## BRIEF
Reproduce the entries exactly.

## DATA EXCERPTS
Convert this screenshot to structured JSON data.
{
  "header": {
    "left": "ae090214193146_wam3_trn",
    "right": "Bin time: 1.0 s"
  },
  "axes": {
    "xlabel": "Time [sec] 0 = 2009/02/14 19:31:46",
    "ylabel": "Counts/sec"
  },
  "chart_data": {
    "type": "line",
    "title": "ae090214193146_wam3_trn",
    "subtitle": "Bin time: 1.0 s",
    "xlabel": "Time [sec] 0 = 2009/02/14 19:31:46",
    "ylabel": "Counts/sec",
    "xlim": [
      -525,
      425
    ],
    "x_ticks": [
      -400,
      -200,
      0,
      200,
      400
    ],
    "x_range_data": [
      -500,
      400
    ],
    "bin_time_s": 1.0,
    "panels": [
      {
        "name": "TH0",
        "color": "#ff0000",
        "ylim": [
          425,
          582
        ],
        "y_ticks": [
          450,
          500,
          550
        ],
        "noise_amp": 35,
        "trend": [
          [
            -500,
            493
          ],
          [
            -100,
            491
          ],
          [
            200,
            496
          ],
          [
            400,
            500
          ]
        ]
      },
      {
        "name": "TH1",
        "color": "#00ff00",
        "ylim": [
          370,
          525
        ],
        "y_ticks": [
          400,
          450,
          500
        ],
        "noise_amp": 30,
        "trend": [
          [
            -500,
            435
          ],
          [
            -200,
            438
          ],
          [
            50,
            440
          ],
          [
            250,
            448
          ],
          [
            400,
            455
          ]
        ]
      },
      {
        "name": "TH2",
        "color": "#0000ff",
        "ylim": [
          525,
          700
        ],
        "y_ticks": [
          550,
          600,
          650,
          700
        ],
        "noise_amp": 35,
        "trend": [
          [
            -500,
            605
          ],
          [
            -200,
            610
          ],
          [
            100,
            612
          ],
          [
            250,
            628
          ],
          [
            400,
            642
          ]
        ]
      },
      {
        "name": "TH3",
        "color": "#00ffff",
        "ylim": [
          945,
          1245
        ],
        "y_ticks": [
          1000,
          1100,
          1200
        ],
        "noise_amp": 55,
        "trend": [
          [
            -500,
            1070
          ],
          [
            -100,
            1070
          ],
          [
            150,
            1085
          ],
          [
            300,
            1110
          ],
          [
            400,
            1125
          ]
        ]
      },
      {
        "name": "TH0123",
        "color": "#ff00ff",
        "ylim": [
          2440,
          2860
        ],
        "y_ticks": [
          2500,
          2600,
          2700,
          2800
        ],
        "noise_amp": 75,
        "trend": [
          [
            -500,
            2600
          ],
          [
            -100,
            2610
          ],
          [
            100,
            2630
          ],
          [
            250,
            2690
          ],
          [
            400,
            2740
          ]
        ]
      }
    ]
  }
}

## SOLUTION
Convert this screenshot to structured JSON data.
{
  "header": {
    "left": "ae090214193146_wam3_trn",
    "right": "Bin time: 1.0 s"
  },
  "axes": {
    "xlabel": "Time [sec] 0 = 2009/02/14 19:31:46",
    "ylabel": "Counts/sec"
  },
  "chart_data": {
    "type": "line",
    "title": "ae090214193146_wam3_trn",
    "subtitle": "Bin time: 1.0 s",
    "xlabel": "Time [sec] 0 = 2009/02/14 19:31:46",
    "ylabel": "Counts/sec",
    "xlim": [
      -525,
      425
    ],
    "x_ticks": [
      -400,
      -200,
      0,
      200,
      400
    ],
    "x_range_data": [
      -500,
      400
    ],
    "bin_time_s": 1.0,
    "panels": [
      {
        "name": "TH0",
        "color": "#ff0000",
        "ylim": [
          425,
          582
        ],
        "y_ticks": [
          450,
          500,
          550
        ],
        "noise_amp": 35,
        "trend": [
          [
            -500,
            493
          ],
          [
            -100,
            491
          ],
          [
            200,
            496
          ],
          [
            400,
            500
          ]
        ]
      },
      {
        "name": "TH1",
        "color": "#00ff00",
        "ylim": [
          370,
          525
        ],
        "y_ticks": [
          400,
          450,
          500
        ],
        "noise_amp": 30,
        "trend": [
          [
            -500,
            435
          ],
          [
            -200,
            438
          ],
          [
            50,
            440
          ],
          [
            250,
            448
          ],
          [
            400,
            455
          ]
        ]
      },
      {
        "name": "TH2",
        "color": "#0000ff",
        "ylim": [
          525,
          700
        ],
        "y_ticks": [
          550,
          600,
          650,
          700
        ],
        "noise_amp": 35,
        "trend": [
          [
            -500,
            605
          ],
          [
            -200,
            610
          ],
          [
            100,
            612
          ],
          [
            250,
            628
          ],
          [
            400,
            642
          ]
        ]
      },
      {
        "name": "TH3",
        "color": "#00ffff",
        "ylim": [
          945,
          1245
        ],
        "y_ticks": [
          1000,
          1100,
          1200
        ],
        "noise_amp": 55,
        "trend": [
          [
            -500,
            1070
          ],
          [
            -100,
            1070
          ],
          [
            150,
            1085
          ],
          [
            300,
            1110
          ],
          [
            400,
            1125
          ]
        ]
      },
      {
        "name": "TH0123",
        "color": "#ff00ff",
        "ylim": [
          2440,
          2860
        ],
        "y_ticks": [
          2500,
          2600,
          2700,
          2800
        ],
        "noise_amp": 75,
        "trend": [
          [
            -500,
            2600
          ],
          [
            -100,
            2610
          ],
          [
            100,
            2630
          ],
          [
            250,
            2690
          ],
          [
            400,
            2740
          ]
        ]
      }
    ]
  }
}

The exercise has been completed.